#### [EXERCISE INSTRUCTIONS]
In this exercise, return the whole listing exactly, excluding any images.

* * *

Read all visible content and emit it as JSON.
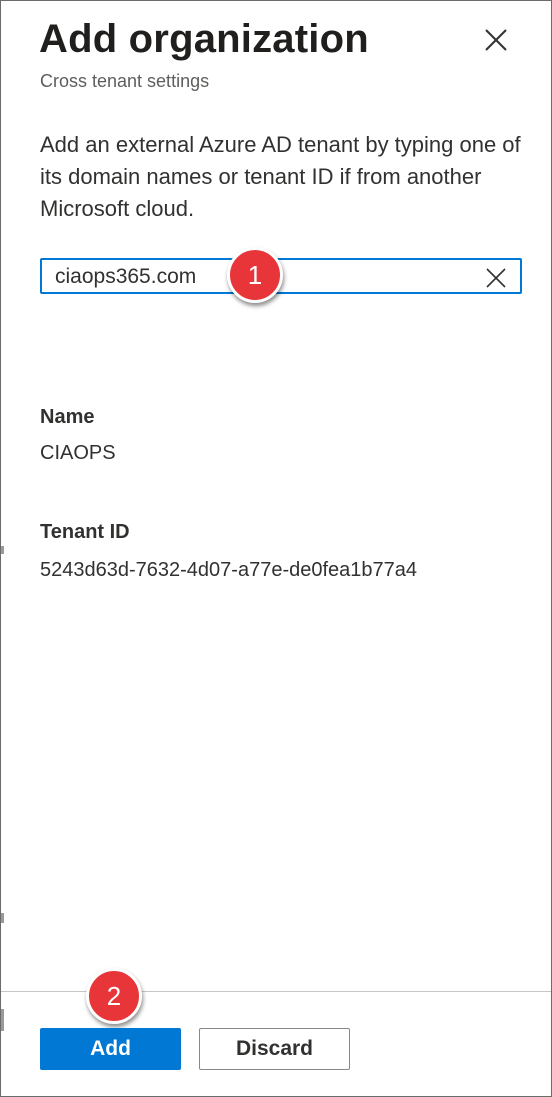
{
  "panel": {
    "title": "Add organization",
    "subtitle": "Cross tenant settings",
    "close_icon": "close-icon"
  },
  "description": "Add an external Azure AD tenant by typing one of its domain names or tenant ID if from another Microsoft cloud.",
  "search": {
    "value": "ciaops365.com",
    "clear_icon": "clear-icon"
  },
  "details": {
    "name_label": "Name",
    "name_value": "CIAOPS",
    "tenant_label": "Tenant ID",
    "tenant_value": "5243d63d-7632-4d07-a77e-de0fea1b77a4"
  },
  "annotations": {
    "step1": "1",
    "step2": "2",
    "color": "#e8353a"
  },
  "footer": {
    "add_label": "Add",
    "discard_label": "Discard"
  },
  "colors": {
    "accent": "#0078d4",
    "text": "#323130",
    "subtle": "#605e5c"
  }
}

* * *

#### [RESPONSE]
Read all visible content and emit it as JSON.
{
  "panel": {
    "title": "Add organization",
    "subtitle": "Cross tenant settings",
    "close_icon": "close-icon"
  },
  "description": "Add an external Azure AD tenant by typing one of its domain names or tenant ID if from another Microsoft cloud.",
  "search": {
    "value": "ciaops365.com",
    "clear_icon": "clear-icon"
  },
  "details": {
    "name_label": "Name",
    "name_value": "CIAOPS",
    "tenant_label": "Tenant ID",
    "tenant_value": "5243d63d-7632-4d07-a77e-de0fea1b77a4"
  },
  "annotations": {
    "step1": "1",
    "step2": "2",
    "color": "#e8353a"
  },
  "footer": {
    "add_label": "Add",
    "discard_label": "Discard"
  },
  "colors": {
    "accent": "#0078d4",
    "text": "#323130",
    "subtle": "#605e5c"
  }
}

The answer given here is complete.